**Work to complete:**
Read the data and repeat all of it exactly.

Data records
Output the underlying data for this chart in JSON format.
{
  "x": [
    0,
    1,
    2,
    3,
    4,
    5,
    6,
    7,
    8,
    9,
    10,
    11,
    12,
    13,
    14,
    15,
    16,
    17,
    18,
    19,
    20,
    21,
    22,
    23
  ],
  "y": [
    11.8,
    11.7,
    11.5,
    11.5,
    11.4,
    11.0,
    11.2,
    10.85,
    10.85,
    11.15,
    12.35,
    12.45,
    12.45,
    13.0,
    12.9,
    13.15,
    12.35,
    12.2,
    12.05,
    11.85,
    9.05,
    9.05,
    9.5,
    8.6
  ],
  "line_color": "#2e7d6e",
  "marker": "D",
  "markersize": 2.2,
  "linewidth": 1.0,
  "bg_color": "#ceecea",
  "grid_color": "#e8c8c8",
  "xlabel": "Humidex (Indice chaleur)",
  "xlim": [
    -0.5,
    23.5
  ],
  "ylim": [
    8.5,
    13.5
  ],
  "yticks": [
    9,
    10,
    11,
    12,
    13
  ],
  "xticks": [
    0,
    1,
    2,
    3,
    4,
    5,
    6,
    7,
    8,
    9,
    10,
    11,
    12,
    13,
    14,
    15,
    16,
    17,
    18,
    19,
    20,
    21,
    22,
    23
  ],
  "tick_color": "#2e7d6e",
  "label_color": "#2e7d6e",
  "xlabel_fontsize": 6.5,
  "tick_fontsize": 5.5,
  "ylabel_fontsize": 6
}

**Expected answer:**
Output the underlying data for this chart in JSON format.
{
  "x": [
    0,
    1,
    2,
    3,
    4,
    5,
    6,
    7,
    8,
    9,
    10,
    11,
    12,
    13,
    14,
    15,
    16,
    17,
    18,
    19,
    20,
    21,
    22,
    23
  ],
  "y": [
    11.8,
    11.7,
    11.5,
    11.5,
    11.4,
    11.0,
    11.2,
    10.85,
    10.85,
    11.15,
    12.35,
    12.45,
    12.45,
    13.0,
    12.9,
    13.15,
    12.35,
    12.2,
    12.05,
    11.85,
    9.05,
    9.05,
    9.5,
    8.6
  ],
  "line_color": "#2e7d6e",
  "marker": "D",
  "markersize": 2.2,
  "linewidth": 1.0,
  "bg_color": "#ceecea",
  "grid_color": "#e8c8c8",
  "xlabel": "Humidex (Indice chaleur)",
  "xlim": [
    -0.5,
    23.5
  ],
  "ylim": [
    8.5,
    13.5
  ],
  "yticks": [
    9,
    10,
    11,
    12,
    13
  ],
  "xticks": [
    0,
    1,
    2,
    3,
    4,
    5,
    6,
    7,
    8,
    9,
    10,
    11,
    12,
    13,
    14,
    15,
    16,
    17,
    18,
    19,
    20,
    21,
    22,
    23
  ],
  "tick_color": "#2e7d6e",
  "label_color": "#2e7d6e",
  "xlabel_fontsize": 6.5,
  "tick_fontsize": 5.5,
  "ylabel_fontsize": 6
}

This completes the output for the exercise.